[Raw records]

####################

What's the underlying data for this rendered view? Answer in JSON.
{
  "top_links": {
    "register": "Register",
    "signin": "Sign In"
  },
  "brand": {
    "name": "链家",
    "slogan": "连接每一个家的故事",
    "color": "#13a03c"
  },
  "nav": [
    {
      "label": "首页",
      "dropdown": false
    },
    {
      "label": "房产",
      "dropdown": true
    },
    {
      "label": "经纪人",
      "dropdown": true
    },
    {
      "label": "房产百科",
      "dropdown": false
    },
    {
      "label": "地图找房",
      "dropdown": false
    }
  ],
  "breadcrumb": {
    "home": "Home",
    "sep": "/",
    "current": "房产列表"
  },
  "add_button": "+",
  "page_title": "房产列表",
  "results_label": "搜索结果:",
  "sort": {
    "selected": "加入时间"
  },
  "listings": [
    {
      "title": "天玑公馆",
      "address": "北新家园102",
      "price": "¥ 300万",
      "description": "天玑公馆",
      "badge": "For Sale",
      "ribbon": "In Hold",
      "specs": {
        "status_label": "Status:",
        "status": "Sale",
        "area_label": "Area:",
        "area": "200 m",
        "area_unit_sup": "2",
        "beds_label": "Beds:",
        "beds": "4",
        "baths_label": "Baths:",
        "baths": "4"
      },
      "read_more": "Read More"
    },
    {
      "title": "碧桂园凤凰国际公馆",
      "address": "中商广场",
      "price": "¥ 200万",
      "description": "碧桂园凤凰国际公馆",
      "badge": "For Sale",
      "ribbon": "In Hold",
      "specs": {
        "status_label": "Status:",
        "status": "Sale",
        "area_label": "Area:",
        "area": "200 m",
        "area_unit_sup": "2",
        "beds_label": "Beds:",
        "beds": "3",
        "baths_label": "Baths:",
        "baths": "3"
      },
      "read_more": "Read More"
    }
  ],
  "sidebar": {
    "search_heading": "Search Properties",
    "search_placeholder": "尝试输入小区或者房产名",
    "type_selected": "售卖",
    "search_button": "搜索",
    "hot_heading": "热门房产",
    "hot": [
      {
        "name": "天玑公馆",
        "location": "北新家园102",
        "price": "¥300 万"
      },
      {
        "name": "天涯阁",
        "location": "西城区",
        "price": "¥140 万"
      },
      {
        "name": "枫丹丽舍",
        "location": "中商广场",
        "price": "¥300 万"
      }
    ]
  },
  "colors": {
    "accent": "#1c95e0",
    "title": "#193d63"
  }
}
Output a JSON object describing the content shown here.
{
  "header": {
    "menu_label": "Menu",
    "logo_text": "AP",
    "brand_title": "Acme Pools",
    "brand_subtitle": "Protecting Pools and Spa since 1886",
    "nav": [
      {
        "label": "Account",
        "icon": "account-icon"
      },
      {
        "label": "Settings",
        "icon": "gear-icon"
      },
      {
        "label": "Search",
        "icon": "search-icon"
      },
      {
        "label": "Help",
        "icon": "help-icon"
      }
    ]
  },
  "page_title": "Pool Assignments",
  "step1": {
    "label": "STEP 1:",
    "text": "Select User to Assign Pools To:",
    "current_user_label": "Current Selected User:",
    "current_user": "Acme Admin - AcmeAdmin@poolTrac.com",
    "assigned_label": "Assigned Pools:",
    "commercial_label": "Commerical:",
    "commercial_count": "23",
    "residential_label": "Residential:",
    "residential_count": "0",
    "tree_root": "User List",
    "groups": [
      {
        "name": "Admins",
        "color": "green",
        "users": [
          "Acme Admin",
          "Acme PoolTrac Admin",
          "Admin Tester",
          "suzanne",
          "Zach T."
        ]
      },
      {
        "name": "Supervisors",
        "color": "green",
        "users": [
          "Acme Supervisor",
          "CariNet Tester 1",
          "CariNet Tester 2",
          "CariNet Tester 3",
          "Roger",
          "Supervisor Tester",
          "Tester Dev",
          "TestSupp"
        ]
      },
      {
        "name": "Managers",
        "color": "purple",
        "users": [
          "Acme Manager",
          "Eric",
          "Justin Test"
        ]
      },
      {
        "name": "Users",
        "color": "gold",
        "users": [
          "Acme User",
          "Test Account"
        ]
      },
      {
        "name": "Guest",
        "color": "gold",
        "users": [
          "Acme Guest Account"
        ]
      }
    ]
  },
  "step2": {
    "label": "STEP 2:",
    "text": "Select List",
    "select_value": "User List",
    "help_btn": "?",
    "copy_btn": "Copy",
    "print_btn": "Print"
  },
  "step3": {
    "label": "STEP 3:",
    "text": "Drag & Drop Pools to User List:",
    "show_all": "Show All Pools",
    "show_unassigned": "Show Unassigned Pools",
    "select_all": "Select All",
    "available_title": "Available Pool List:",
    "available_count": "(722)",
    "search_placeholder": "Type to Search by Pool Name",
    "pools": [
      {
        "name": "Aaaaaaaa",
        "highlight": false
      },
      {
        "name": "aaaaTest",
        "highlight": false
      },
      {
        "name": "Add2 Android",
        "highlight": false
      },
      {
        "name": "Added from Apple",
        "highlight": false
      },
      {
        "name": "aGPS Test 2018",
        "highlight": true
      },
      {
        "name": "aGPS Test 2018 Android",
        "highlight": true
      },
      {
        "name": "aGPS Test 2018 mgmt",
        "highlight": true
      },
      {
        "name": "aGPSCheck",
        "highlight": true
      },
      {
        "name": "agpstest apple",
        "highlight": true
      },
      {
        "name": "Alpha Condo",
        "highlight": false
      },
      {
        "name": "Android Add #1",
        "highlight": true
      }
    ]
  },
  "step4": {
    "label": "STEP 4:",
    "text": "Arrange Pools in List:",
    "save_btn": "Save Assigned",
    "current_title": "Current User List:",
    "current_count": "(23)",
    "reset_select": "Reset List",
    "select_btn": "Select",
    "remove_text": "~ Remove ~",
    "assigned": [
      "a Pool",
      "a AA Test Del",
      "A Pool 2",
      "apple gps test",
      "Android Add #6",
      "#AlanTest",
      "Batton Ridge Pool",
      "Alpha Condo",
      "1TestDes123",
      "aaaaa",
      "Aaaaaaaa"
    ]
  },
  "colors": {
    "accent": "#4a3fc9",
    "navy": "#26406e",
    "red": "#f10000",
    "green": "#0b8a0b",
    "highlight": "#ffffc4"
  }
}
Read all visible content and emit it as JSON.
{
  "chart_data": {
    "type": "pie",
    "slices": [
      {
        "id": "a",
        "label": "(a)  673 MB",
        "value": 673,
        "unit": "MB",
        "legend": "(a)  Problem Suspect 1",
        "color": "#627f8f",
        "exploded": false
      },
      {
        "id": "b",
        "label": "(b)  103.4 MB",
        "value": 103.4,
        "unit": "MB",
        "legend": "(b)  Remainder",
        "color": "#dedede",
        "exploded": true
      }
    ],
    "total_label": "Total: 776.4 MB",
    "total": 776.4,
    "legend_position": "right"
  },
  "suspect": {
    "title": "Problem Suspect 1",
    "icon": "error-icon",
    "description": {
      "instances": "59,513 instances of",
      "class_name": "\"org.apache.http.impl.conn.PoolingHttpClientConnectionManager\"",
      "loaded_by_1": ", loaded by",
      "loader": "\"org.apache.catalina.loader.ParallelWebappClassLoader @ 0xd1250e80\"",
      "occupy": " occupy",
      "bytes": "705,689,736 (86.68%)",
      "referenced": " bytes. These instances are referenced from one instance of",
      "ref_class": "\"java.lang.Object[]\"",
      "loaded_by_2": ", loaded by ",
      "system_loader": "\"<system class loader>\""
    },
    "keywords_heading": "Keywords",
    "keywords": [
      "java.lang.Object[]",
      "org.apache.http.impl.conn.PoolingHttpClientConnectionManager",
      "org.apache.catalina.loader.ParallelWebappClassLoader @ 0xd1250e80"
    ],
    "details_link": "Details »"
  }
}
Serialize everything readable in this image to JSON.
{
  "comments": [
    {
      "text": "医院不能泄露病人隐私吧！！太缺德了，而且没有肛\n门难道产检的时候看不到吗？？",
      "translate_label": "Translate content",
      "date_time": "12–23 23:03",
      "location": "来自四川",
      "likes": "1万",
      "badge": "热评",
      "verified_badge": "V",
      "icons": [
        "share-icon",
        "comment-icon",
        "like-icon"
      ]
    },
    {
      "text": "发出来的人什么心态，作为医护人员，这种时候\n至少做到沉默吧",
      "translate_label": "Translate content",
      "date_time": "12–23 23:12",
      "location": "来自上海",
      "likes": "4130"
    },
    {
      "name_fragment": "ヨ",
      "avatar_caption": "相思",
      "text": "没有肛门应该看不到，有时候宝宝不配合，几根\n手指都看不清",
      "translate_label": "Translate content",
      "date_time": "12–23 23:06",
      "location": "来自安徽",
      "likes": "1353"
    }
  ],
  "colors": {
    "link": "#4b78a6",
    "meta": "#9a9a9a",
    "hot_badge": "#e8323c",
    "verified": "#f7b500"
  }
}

####################

What the task requires: Search the data for the word "impl" and copy each line where it appears.

Solution to this exercise:
      "class_name": "\"org.apache.http.impl.conn.PoolingHttpClientConnectionManager\"",
      "org.apache.http.impl.conn.PoolingHttpClientConnectionManager",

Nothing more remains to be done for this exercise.